Given problem: In the listing below, identify each line with the word "sous" and return those lines.

A block of data:
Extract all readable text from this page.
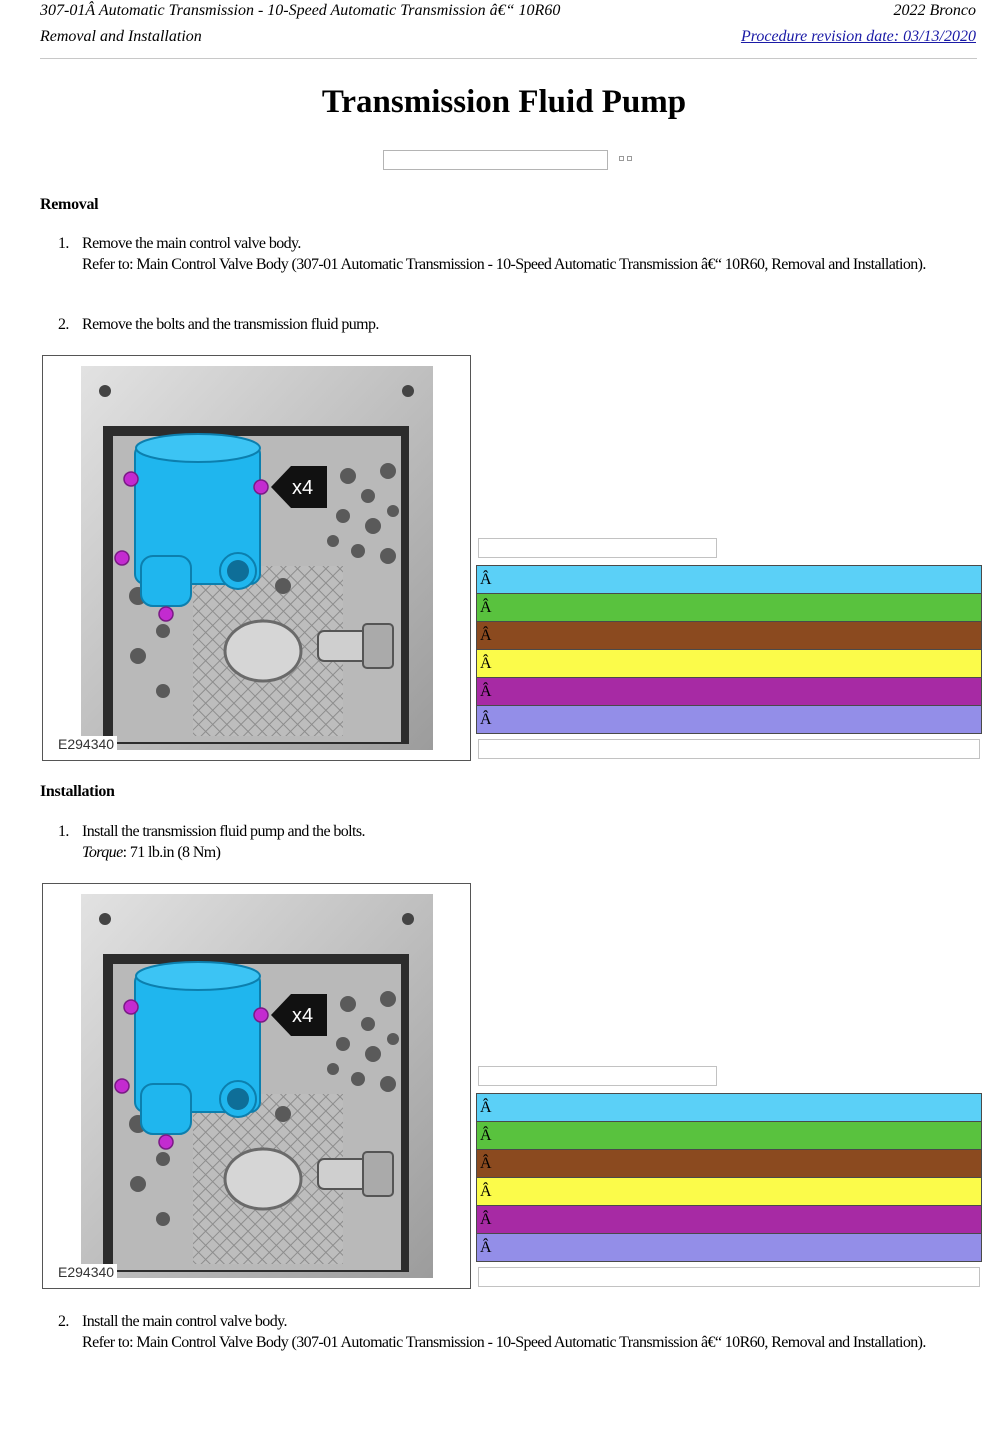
307-01Â Automatic Transmission - 10-Speed Automatic Transmission â€“ 10R60
Removal and Installation
2022 Bronco
Procedure revision date: 03/13/2020
Transmission Fluid Pump
Removal
1. Remove the main control valve body.
Refer to: Main Control Valve Body (307-01 Automatic Transmission - 10-Speed Automatic Transmission â€“ 10R60, Removal and Installation).
2. Remove the bolts and the transmission fluid pump.
x4
E294340
Â
Â
Â
Â
Â
Â
Installation
1. Install the transmission fluid pump and the bolts.
Torque: 71 lb.in (8 Nm)
x4
E294340
Â
Â
Â
Â
Â
Â
2. Install the main control valve body.
Refer to: Main Control Valve Body (307-01 Automatic Transmission - 10-Speed Automatic Transmission â€“ 10R60, Removal and Installation).
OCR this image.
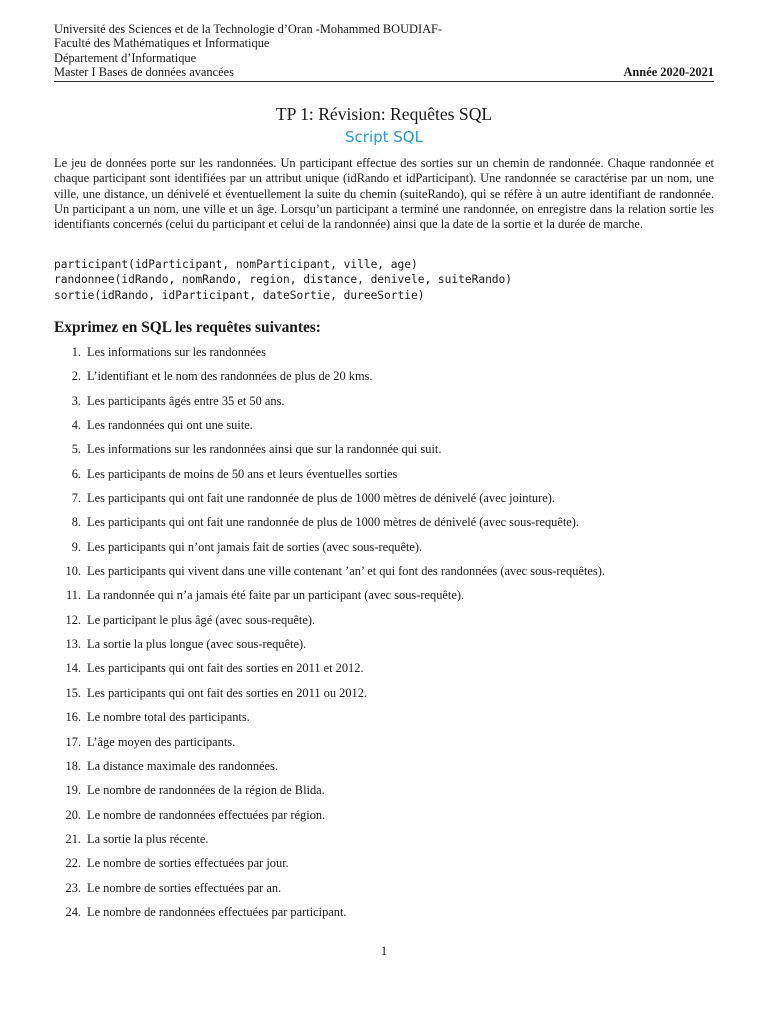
Université des Sciences et de la Technologie d’Oran -Mohammed BOUDIAF-
Faculté des Mathématiques et Informatique
Département d’Informatique
Master I Bases de données avancées	Année 2020-2021
TP 1: Révision: Requêtes SQL
Script SQL

Le jeu de données porte sur les randonnées. Un participant effectue des sorties sur un chemin de randonnée. Chaque randonnée et chaque participant sont identifiées par un attribut unique (idRando et idParticipant). Une randonnée se caractérise par un nom, une ville, une distance, un dénivelé et éventuellement la suite du chemin (suiteRando), qui se réfère à un autre identifiant de randonnée. Un participant a un nom, une ville et un âge. Lorsqu’un participant a terminé une randonnée, on enregistre dans la relation sortie les identifiants concernés (celui du participant et celui de la randonnée) ainsi que la date de la sortie et la durée de marche.

participant(idParticipant, nomParticipant, ville, age)
randonnee(idRando, nomRando, region, distance, denivele, suiteRando)
sortie(idRando, idParticipant, dateSortie, dureeSortie)
Exprimez en SQL les requêtes suivantes:
1. Les informations sur les randonnées
2. L’identifiant et le nom des randonnées de plus de 20 kms.
3. Les participants âgés entre 35 et 50 ans.
4. Les randonnées qui ont une suite.
5. Les informations sur les randonnées ainsi que sur la randonnée qui suit.
6. Les participants de moins de 50 ans et leurs éventuelles sorties
7. Les participants qui ont fait une randonnée de plus de 1000 mètres de dénivelé (avec jointure).
8. Les participants qui ont fait une randonnée de plus de 1000 mètres de dénivelé (avec sous-requête).
9. Les participants qui n’ont jamais fait de sorties (avec sous-requête).
10. Les participants qui vivent dans une ville contenant ’an’ et qui font des randonnées (avec sous-requêtes).
11. La randonnée qui n’a jamais été faite par un participant (avec sous-requête).
12. Le participant le plus âgé (avec sous-requête).
13. La sortie la plus longue (avec sous-requête).
14. Les participants qui ont fait des sorties en 2011 et 2012.
15. Les participants qui ont fait des sorties en 2011 ou 2012.
16. Le nombre total des participants.
17. L’âge moyen des participants.
18. La distance maximale des randonnées.
19. Le nombre de randonnées de la région de Blida.
20. Le nombre de randonnées effectuées par région.
21. La sortie la plus récente.
22. Le nombre de sorties effectuées par jour.
23. Le nombre de sorties effectuées par an.
24. Le nombre de randonnées effectuées par participant.
1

Answer below:
8. Les participants qui ont fait une randonnée de plus de 1000 mètres de dénivelé (avec sous-requête).
9. Les participants qui n’ont jamais fait de sorties (avec sous-requête).
10. Les participants qui vivent dans une ville contenant ’an’ et qui font des randonnées (avec sous-requêtes).
11. La randonnée qui n’a jamais été faite par un participant (avec sous-requête).
12. Le participant le plus âgé (avec sous-requête).
13. La sortie la plus longue (avec sous-requête).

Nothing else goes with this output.